__Objective__. Locate each line below that includes "title" and reproduce it.

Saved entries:
- - - -

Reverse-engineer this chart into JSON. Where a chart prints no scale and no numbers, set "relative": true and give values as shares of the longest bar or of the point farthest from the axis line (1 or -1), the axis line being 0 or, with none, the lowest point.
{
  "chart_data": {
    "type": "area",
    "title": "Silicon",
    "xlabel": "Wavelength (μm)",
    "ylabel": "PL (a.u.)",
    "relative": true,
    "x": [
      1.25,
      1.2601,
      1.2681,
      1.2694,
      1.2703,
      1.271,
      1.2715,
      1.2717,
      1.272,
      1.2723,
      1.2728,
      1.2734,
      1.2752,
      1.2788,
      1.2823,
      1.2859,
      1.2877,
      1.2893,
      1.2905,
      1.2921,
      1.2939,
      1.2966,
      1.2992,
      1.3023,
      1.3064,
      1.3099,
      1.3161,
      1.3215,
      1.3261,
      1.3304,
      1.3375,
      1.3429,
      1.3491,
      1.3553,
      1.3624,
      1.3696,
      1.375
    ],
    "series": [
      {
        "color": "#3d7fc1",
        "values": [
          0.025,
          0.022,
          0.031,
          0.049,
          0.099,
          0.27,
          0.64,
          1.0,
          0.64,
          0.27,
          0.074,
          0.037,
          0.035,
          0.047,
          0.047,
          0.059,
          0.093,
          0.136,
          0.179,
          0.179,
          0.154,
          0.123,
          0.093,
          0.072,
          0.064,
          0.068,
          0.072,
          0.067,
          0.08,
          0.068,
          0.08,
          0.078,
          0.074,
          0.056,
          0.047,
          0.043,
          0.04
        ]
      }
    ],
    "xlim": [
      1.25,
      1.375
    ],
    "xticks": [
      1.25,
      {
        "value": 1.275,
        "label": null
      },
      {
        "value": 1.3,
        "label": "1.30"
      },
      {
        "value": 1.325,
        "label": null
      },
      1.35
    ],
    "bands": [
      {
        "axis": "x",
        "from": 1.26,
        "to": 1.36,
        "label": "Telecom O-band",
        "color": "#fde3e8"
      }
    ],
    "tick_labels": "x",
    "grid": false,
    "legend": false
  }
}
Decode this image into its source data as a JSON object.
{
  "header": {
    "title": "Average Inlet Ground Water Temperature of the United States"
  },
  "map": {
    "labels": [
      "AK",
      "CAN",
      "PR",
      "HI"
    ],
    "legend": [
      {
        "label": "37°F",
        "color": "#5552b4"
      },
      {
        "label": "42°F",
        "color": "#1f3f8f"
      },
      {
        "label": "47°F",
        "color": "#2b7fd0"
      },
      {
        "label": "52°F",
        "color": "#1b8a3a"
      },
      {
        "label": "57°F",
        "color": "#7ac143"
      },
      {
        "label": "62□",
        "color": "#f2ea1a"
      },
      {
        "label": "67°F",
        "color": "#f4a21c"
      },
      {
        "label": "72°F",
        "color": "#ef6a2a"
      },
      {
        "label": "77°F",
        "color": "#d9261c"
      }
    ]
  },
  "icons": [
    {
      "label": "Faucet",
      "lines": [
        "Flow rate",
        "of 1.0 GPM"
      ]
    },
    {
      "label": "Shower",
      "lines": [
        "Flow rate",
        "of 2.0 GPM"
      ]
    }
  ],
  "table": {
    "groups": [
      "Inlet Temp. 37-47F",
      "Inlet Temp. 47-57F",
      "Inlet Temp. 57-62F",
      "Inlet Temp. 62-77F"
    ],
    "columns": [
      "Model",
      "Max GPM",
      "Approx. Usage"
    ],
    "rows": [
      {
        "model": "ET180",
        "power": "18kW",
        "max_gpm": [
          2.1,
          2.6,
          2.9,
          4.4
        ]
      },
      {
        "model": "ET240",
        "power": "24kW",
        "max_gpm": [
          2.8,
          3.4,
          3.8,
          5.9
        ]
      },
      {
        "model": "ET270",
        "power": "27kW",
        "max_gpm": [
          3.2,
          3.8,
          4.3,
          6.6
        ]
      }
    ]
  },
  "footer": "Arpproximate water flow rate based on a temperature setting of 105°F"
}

- - - -

__Written response__.
    "title": "Silicon",
    "title": "Average Inlet Ground Water Temperature of the United States"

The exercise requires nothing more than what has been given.